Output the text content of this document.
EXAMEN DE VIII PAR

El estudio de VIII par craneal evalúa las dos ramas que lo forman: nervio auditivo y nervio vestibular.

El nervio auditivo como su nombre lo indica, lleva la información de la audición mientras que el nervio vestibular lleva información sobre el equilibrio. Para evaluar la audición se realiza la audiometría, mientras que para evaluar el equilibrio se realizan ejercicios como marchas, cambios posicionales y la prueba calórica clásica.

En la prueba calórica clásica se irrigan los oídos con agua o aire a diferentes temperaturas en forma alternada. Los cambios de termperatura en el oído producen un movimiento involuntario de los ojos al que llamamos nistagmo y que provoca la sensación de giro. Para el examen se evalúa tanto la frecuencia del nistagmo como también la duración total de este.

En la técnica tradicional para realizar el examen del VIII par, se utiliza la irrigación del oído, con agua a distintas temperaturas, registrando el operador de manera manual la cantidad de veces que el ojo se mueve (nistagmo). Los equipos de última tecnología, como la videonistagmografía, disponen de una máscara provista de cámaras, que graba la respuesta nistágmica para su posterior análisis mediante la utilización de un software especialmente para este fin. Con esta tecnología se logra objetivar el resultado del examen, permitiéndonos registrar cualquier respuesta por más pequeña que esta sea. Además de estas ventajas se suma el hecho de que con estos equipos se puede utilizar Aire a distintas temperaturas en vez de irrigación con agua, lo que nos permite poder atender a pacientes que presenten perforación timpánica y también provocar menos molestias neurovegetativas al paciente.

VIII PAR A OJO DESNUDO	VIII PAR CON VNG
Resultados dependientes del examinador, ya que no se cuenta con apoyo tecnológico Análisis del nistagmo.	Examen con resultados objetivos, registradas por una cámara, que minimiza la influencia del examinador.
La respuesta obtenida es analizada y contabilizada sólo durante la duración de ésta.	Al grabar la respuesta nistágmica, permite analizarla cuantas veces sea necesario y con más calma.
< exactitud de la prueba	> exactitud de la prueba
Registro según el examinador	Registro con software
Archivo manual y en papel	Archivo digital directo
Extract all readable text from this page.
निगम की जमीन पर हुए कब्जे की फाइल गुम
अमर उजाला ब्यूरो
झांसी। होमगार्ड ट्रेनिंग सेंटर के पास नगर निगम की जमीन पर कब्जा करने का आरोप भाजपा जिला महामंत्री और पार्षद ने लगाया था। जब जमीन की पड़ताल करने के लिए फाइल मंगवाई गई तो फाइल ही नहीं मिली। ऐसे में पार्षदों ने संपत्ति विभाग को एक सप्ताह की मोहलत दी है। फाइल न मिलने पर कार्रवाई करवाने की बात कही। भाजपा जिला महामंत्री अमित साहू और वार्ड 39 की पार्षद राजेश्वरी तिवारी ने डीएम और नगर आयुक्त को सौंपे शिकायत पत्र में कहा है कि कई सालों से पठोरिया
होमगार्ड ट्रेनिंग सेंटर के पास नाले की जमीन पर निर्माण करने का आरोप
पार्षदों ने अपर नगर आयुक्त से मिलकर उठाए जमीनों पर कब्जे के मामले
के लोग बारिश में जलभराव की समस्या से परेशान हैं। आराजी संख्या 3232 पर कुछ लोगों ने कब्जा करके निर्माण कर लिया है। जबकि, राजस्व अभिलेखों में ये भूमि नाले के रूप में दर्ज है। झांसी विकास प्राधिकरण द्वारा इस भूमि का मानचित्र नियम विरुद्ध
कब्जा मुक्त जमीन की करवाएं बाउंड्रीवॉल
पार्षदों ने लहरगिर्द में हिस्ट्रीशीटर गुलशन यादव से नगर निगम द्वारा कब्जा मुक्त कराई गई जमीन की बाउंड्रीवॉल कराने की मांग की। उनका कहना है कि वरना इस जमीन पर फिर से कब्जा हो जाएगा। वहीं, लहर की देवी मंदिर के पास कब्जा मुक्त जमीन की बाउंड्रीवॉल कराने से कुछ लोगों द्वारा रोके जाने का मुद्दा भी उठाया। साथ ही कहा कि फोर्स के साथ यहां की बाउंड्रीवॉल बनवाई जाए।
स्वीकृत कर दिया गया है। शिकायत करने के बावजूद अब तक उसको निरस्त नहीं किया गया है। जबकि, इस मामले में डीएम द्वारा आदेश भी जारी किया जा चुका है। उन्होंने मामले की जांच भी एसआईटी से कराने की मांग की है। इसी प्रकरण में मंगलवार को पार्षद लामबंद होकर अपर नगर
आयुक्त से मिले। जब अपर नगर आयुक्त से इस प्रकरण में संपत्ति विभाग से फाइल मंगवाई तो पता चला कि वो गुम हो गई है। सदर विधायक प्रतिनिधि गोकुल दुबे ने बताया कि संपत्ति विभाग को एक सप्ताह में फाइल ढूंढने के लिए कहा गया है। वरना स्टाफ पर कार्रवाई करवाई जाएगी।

——

Please restate the records in full, word for word.

→ **THE OUTPUT**
Output the text content of this document.
EXAMEN DE VIII PAR

El estudio de VIII par craneal evalúa las dos ramas que lo forman: nervio auditivo y nervio vestibular.

El nervio auditivo como su nombre lo indica, lleva la información de la audición mientras que el nervio vestibular lleva información sobre el equilibrio. Para evaluar la audición se realiza la audiometría, mientras que para evaluar el equilibrio se realizan ejercicios como marchas, cambios posicionales y la prueba calórica clásica.

En la prueba calórica clásica se irrigan los oídos con agua o aire a diferentes temperaturas en forma alternada. Los cambios de termperatura en el oído producen un movimiento involuntario de los ojos al que llamamos nistagmo y que provoca la sensación de giro. Para el examen se evalúa tanto la frecuencia del nistagmo como también la duración total de este.

En la técnica tradicional para realizar el examen del VIII par, se utiliza la irrigación del oído, con agua a distintas temperaturas, registrando el operador de manera manual la cantidad de veces que el ojo se mueve (nistagmo). Los equipos de última tecnología, como la videonistagmografía, disponen de una máscara provista de cámaras, que graba la respuesta nistágmica para su posterior análisis mediante la utilización de un software especialmente para este fin. Con esta tecnología se logra objetivar el resultado del examen, permitiéndonos registrar cualquier respuesta por más pequeña que esta sea. Además de estas ventajas se suma el hecho de que con estos equipos se puede utilizar Aire a distintas temperaturas en vez de irrigación con agua, lo que nos permite poder atender a pacientes que presenten perforación timpánica y también provocar menos molestias neurovegetativas al paciente.

VIII PAR A OJO DESNUDO	VIII PAR CON VNG
Resultados dependientes del examinador, ya que no se cuenta con apoyo tecnológico Análisis del nistagmo.	Examen con resultados objetivos, registradas por una cámara, que minimiza la influencia del examinador.
La respuesta obtenida es analizada y contabilizada sólo durante la duración de ésta.	Al grabar la respuesta nistágmica, permite analizarla cuantas veces sea necesario y con más calma.
< exactitud de la prueba	> exactitud de la prueba
Registro según el examinador	Registro con software
Archivo manual y en papel	Archivo digital directo
Extract all readable text from this page.
निगम की जमीन पर हुए कब्जे की फाइल गुम
अमर उजाला ब्यूरो
झांसी। होमगार्ड ट्रेनिंग सेंटर के पास नगर निगम की जमीन पर कब्जा करने का आरोप भाजपा जिला महामंत्री और पार्षद ने लगाया था। जब जमीन की पड़ताल करने के लिए फाइल मंगवाई गई तो फाइल ही नहीं मिली। ऐसे में पार्षदों ने संपत्ति विभाग को एक सप्ताह की मोहलत दी है। फाइल न मिलने पर कार्रवाई करवाने की बात कही। भाजपा जिला महामंत्री अमित साहू और वार्ड 39 की पार्षद राजेश्वरी तिवारी ने डीएम और नगर आयुक्त को सौंपे शिकायत पत्र में कहा है कि कई सालों से पठोरिया
होमगार्ड ट्रेनिंग सेंटर के पास नाले की जमीन पर निर्माण करने का आरोप
पार्षदों ने अपर नगर आयुक्त से मिलकर उठाए जमीनों पर कब्जे के मामले
के लोग बारिश में जलभराव की समस्या से परेशान हैं। आराजी संख्या 3232 पर कुछ लोगों ने कब्जा करके निर्माण कर लिया है। जबकि, राजस्व अभिलेखों में ये भूमि नाले के रूप में दर्ज है। झांसी विकास प्राधिकरण द्वारा इस भूमि का मानचित्र नियम विरुद्ध
कब्जा मुक्त जमीन की करवाएं बाउंड्रीवॉल
पार्षदों ने लहरगिर्द में हिस्ट्रीशीटर गुलशन यादव से नगर निगम द्वारा कब्जा मुक्त कराई गई जमीन की बाउंड्रीवॉल कराने की मांग की। उनका कहना है कि वरना इस जमीन पर फिर से कब्जा हो जाएगा। वहीं, लहर की देवी मंदिर के पास कब्जा मुक्त जमीन की बाउंड्रीवॉल कराने से कुछ लोगों द्वारा रोके जाने का मुद्दा भी उठाया। साथ ही कहा कि फोर्स के साथ यहां की बाउंड्रीवॉल बनवाई जाए।
स्वीकृत कर दिया गया है। शिकायत करने के बावजूद अब तक उसको निरस्त नहीं किया गया है। जबकि, इस मामले में डीएम द्वारा आदेश भी जारी किया जा चुका है। उन्होंने मामले की जांच भी एसआईटी से कराने की मांग की है। इसी प्रकरण में मंगलवार को पार्षद लामबंद होकर अपर नगर
आयुक्त से मिले। जब अपर नगर आयुक्त से इस प्रकरण में संपत्ति विभाग से फाइल मंगवाई तो पता चला कि वो गुम हो गई है। सदर विधायक प्रतिनिधि गोकुल दुबे ने बताया कि संपत्ति विभाग को एक सप्ताह में फाइल ढूंढने के लिए कहा गया है। वरना स्टाफ पर कार्रवाई करवाई जाएगी।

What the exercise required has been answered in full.